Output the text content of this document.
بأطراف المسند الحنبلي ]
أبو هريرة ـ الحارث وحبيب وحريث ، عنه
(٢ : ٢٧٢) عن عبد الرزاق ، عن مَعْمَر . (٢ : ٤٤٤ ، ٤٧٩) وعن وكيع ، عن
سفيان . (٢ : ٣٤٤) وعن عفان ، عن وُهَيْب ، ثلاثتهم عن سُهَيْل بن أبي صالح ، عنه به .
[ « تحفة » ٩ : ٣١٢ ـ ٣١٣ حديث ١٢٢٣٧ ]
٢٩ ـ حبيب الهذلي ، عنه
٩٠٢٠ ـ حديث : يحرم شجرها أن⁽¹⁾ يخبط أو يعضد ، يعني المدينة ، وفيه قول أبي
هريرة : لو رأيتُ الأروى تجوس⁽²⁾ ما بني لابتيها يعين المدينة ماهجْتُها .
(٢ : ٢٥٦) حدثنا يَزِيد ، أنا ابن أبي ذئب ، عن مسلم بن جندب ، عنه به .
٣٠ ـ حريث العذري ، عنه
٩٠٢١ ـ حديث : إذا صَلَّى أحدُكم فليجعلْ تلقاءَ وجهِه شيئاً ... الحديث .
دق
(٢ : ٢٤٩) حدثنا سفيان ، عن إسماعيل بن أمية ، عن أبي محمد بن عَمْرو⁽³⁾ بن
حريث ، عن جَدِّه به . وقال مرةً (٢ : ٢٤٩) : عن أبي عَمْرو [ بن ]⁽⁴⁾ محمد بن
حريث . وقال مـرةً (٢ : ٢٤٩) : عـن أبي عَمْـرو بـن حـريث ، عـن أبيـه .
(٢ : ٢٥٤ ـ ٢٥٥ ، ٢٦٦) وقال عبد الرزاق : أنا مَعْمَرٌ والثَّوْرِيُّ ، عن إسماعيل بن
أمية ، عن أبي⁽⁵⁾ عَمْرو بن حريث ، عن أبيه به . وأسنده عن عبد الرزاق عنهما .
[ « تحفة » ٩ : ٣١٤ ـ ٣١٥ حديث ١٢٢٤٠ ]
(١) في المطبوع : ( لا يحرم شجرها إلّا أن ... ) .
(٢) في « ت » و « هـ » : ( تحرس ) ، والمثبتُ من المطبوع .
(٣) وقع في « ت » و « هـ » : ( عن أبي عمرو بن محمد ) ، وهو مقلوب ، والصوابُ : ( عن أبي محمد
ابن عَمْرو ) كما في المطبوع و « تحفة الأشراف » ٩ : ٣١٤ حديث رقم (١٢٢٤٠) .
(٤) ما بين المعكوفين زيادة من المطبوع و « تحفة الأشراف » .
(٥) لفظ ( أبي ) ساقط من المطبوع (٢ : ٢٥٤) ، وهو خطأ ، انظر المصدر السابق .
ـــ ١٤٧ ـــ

--

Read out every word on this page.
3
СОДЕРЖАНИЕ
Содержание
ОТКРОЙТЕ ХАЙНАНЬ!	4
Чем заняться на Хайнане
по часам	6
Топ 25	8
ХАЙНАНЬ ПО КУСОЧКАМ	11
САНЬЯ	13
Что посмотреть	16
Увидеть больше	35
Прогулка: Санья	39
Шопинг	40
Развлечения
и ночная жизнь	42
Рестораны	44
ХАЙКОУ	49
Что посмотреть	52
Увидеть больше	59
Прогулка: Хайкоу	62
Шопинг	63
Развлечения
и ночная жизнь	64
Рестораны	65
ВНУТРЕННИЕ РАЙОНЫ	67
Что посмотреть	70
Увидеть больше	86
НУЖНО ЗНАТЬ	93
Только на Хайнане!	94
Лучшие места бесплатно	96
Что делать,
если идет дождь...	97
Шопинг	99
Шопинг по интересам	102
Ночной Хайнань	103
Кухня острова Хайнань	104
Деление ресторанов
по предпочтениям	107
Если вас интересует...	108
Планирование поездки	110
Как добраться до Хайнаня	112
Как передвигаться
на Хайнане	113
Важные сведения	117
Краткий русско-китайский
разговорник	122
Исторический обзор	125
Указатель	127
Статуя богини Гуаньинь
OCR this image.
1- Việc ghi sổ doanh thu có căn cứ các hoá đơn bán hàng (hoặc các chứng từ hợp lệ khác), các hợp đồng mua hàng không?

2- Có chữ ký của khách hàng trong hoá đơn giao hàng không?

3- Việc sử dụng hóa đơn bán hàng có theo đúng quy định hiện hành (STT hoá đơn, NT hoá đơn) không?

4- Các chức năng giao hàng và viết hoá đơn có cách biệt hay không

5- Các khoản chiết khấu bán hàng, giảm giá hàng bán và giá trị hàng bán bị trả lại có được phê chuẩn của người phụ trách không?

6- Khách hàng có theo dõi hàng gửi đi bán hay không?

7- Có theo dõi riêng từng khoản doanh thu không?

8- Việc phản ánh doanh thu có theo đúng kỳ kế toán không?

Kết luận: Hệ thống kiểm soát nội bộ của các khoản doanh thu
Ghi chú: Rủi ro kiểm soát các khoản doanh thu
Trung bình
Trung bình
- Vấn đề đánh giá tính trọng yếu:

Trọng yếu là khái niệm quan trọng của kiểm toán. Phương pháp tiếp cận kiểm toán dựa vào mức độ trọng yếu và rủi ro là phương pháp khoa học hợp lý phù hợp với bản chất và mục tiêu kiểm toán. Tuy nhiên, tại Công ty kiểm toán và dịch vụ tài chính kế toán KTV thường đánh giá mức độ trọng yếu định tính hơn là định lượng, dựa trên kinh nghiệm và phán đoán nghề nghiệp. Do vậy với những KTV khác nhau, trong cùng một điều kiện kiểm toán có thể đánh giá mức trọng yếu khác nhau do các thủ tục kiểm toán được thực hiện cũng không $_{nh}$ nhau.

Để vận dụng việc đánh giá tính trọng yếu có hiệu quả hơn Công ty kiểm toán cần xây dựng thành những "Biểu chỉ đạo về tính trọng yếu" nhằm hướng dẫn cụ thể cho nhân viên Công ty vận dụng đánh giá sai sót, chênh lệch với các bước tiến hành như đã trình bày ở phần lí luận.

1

---

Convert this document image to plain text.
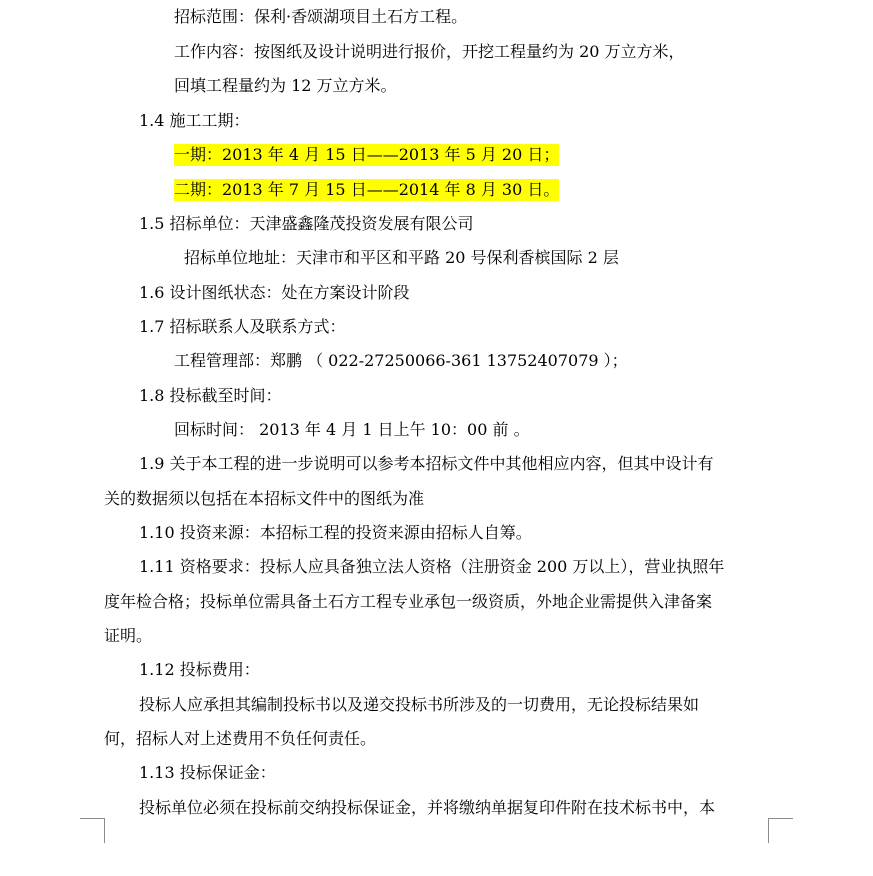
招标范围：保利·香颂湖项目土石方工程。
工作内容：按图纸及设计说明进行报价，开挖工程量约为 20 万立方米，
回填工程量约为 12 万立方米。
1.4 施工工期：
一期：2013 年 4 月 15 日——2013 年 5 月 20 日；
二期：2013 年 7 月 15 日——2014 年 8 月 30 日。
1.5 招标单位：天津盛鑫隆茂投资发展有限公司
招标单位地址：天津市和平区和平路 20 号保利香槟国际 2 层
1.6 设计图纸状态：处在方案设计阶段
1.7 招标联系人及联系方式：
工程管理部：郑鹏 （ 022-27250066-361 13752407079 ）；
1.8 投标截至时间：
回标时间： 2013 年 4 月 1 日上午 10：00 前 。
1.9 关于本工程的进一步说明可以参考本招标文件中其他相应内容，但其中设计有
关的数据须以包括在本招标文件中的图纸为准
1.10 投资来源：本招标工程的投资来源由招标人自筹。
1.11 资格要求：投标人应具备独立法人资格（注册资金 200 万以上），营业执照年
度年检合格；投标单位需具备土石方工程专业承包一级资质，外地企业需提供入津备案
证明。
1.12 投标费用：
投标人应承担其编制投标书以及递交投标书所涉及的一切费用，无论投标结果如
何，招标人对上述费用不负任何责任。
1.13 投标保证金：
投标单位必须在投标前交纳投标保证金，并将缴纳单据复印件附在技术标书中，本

AIM OF THE TASK
Gather each line in the data that holds the string "document".

TASK RESPONSE
Output the text content of this document.
Convert this document image to plain text.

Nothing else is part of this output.